▶ EXERCISE:
Only lines with the word "this" are needed; collect each of them from the listing below.
Start of SUPPLIED DATA
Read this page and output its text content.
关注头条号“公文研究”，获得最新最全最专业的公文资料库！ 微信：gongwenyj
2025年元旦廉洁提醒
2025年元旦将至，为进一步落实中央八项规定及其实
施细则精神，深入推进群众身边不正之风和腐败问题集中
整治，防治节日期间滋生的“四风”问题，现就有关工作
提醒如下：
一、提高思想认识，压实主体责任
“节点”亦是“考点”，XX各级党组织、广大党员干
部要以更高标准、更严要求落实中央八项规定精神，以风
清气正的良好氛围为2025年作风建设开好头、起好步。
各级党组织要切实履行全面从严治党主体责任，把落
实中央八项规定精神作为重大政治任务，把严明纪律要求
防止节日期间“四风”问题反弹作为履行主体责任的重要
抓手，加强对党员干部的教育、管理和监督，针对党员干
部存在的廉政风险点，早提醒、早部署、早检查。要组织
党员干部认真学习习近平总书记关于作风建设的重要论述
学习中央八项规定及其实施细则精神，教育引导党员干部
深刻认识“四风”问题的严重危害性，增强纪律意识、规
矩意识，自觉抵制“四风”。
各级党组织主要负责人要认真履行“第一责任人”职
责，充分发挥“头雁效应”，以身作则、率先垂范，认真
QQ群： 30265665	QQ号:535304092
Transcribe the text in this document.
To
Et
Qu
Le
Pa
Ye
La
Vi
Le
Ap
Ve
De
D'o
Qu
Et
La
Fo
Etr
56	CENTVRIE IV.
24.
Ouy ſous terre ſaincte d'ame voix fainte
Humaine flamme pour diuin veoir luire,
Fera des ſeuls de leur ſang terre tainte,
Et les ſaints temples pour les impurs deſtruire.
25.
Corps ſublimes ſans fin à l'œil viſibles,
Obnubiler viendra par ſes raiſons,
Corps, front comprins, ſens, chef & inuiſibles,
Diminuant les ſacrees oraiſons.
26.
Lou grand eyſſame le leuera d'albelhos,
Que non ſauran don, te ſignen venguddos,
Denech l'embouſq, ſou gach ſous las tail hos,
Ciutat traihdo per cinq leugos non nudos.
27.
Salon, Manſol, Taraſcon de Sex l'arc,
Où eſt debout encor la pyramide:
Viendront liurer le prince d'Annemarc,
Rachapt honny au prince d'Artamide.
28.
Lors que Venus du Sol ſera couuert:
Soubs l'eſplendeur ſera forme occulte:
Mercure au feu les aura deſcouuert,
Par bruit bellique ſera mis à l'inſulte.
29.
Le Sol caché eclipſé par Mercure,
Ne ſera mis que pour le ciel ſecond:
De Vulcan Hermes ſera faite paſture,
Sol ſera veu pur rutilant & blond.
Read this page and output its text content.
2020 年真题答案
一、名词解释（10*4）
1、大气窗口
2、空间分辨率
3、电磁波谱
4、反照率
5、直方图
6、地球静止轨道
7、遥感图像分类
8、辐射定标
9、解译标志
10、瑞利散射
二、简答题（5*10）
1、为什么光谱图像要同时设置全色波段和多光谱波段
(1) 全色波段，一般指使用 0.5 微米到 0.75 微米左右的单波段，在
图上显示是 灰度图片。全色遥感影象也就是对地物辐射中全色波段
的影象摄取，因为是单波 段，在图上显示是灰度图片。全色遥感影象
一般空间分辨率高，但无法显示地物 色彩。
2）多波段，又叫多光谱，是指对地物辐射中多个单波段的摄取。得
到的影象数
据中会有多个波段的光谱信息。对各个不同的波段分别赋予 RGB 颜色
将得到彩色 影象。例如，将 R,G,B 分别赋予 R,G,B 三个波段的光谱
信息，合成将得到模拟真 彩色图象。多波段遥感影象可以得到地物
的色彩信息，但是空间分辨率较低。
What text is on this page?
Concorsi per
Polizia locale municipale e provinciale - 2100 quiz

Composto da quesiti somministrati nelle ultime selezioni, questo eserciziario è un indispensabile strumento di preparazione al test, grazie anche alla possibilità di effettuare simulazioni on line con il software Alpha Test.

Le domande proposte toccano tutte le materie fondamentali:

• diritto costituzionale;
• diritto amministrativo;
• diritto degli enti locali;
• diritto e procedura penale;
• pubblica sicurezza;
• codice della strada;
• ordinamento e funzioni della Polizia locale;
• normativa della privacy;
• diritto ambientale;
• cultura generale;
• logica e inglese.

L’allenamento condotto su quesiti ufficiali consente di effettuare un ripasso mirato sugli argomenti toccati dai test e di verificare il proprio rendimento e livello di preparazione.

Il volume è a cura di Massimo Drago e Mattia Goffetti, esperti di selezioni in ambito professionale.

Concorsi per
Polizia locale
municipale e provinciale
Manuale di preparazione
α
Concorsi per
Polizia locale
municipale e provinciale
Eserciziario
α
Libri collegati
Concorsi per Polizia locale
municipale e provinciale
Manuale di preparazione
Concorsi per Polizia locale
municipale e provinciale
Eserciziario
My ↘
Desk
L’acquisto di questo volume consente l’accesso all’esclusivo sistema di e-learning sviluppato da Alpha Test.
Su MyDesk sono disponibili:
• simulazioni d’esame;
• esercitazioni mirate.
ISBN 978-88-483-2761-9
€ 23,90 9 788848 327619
End of SUPPLIED DATA
▶ SOLUTION TO THE PROBLEM:
Read this page and output its text content.
Transcribe the text in this document.
Read this page and output its text content.
What text is on this page?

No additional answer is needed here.